◆ INPUT ◆
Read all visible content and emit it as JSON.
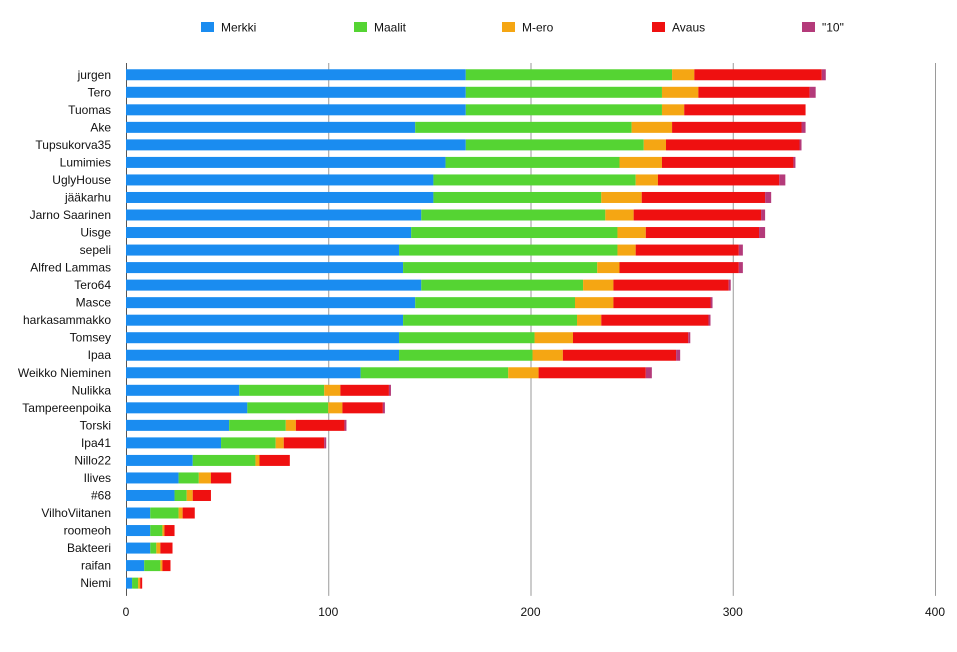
{
  "chart_data": {
    "type": "bar",
    "orientation": "horizontal",
    "stacked": true,
    "title": "",
    "xlabel": "",
    "ylabel": "",
    "xlim": [
      0,
      400
    ],
    "xticks": [
      0,
      100,
      200,
      300,
      400
    ],
    "grid": true,
    "legend_position": "top",
    "categories": [
      "jurgen",
      "Tero",
      "Tuomas",
      "Ake",
      "Tupsukorva35",
      "Lumimies",
      "UglyHouse",
      "jääkarhu",
      "Jarno Saarinen",
      "Uisge",
      "sepeli",
      "Alfred Lammas",
      "Tero64",
      "Masce",
      "harkasammakko",
      "Tomsey",
      "Ipaa",
      "Weikko Nieminen",
      "Nulikka",
      "Tampereenpoika",
      "Torski",
      "Ipa41",
      "Nillo22",
      "Ilives",
      "#68",
      "VilhoViitanen",
      "roomeoh",
      "Bakteeri",
      "raifan",
      "Niemi"
    ],
    "series": [
      {
        "name": "Merkki",
        "color": "#1a8cf0",
        "values": [
          168,
          168,
          168,
          143,
          168,
          158,
          152,
          152,
          146,
          141,
          135,
          137,
          146,
          143,
          137,
          135,
          135,
          116,
          56,
          60,
          51,
          47,
          33,
          26,
          24,
          12,
          12,
          12,
          9,
          3
        ]
      },
      {
        "name": "Maalit",
        "color": "#55d433",
        "values": [
          102,
          97,
          97,
          107,
          88,
          86,
          100,
          83,
          91,
          102,
          108,
          96,
          80,
          79,
          86,
          67,
          66,
          73,
          42,
          40,
          28,
          27,
          31,
          10,
          6,
          14,
          6,
          3,
          8,
          3
        ]
      },
      {
        "name": "M-ero",
        "color": "#f5a613",
        "values": [
          11,
          18,
          11,
          20,
          11,
          21,
          11,
          20,
          14,
          14,
          9,
          11,
          15,
          19,
          12,
          19,
          15,
          15,
          8,
          7,
          5,
          4,
          2,
          6,
          3,
          2,
          1,
          2,
          1,
          1
        ]
      },
      {
        "name": "Avaus",
        "color": "#ef1010",
        "values": [
          63,
          55,
          60,
          64,
          66,
          65,
          60,
          61,
          63,
          56,
          51,
          59,
          57,
          48,
          53,
          57,
          56,
          53,
          24,
          20,
          24,
          20,
          15,
          10,
          9,
          6,
          5,
          6,
          4,
          1
        ]
      },
      {
        "name": "\"10\"",
        "color": "#b43a7a",
        "values": [
          2,
          3,
          0,
          2,
          1,
          1,
          3,
          3,
          2,
          3,
          2,
          2,
          1,
          1,
          1,
          1,
          2,
          3,
          1,
          1,
          1,
          1,
          0,
          0,
          0,
          0,
          0,
          0,
          0,
          0
        ]
      }
    ]
  }
}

◆ WHAT THE TASK ASKS ◆
Retype the data above exactly; pictures are not part of the copy.

◆ COMPLETED TASK ◆
Read all visible content and emit it as JSON.
{
  "chart_data": {
    "type": "bar",
    "orientation": "horizontal",
    "stacked": true,
    "title": "",
    "xlabel": "",
    "ylabel": "",
    "xlim": [
      0,
      400
    ],
    "xticks": [
      0,
      100,
      200,
      300,
      400
    ],
    "grid": true,
    "legend_position": "top",
    "categories": [
      "jurgen",
      "Tero",
      "Tuomas",
      "Ake",
      "Tupsukorva35",
      "Lumimies",
      "UglyHouse",
      "jääkarhu",
      "Jarno Saarinen",
      "Uisge",
      "sepeli",
      "Alfred Lammas",
      "Tero64",
      "Masce",
      "harkasammakko",
      "Tomsey",
      "Ipaa",
      "Weikko Nieminen",
      "Nulikka",
      "Tampereenpoika",
      "Torski",
      "Ipa41",
      "Nillo22",
      "Ilives",
      "#68",
      "VilhoViitanen",
      "roomeoh",
      "Bakteeri",
      "raifan",
      "Niemi"
    ],
    "series": [
      {
        "name": "Merkki",
        "color": "#1a8cf0",
        "values": [
          168,
          168,
          168,
          143,
          168,
          158,
          152,
          152,
          146,
          141,
          135,
          137,
          146,
          143,
          137,
          135,
          135,
          116,
          56,
          60,
          51,
          47,
          33,
          26,
          24,
          12,
          12,
          12,
          9,
          3
        ]
      },
      {
        "name": "Maalit",
        "color": "#55d433",
        "values": [
          102,
          97,
          97,
          107,
          88,
          86,
          100,
          83,
          91,
          102,
          108,
          96,
          80,
          79,
          86,
          67,
          66,
          73,
          42,
          40,
          28,
          27,
          31,
          10,
          6,
          14,
          6,
          3,
          8,
          3
        ]
      },
      {
        "name": "M-ero",
        "color": "#f5a613",
        "values": [
          11,
          18,
          11,
          20,
          11,
          21,
          11,
          20,
          14,
          14,
          9,
          11,
          15,
          19,
          12,
          19,
          15,
          15,
          8,
          7,
          5,
          4,
          2,
          6,
          3,
          2,
          1,
          2,
          1,
          1
        ]
      },
      {
        "name": "Avaus",
        "color": "#ef1010",
        "values": [
          63,
          55,
          60,
          64,
          66,
          65,
          60,
          61,
          63,
          56,
          51,
          59,
          57,
          48,
          53,
          57,
          56,
          53,
          24,
          20,
          24,
          20,
          15,
          10,
          9,
          6,
          5,
          6,
          4,
          1
        ]
      },
      {
        "name": "\"10\"",
        "color": "#b43a7a",
        "values": [
          2,
          3,
          0,
          2,
          1,
          1,
          3,
          3,
          2,
          3,
          2,
          2,
          1,
          1,
          1,
          1,
          2,
          3,
          1,
          1,
          1,
          1,
          0,
          0,
          0,
          0,
          0,
          0,
          0,
          0
        ]
      }
    ]
  }
}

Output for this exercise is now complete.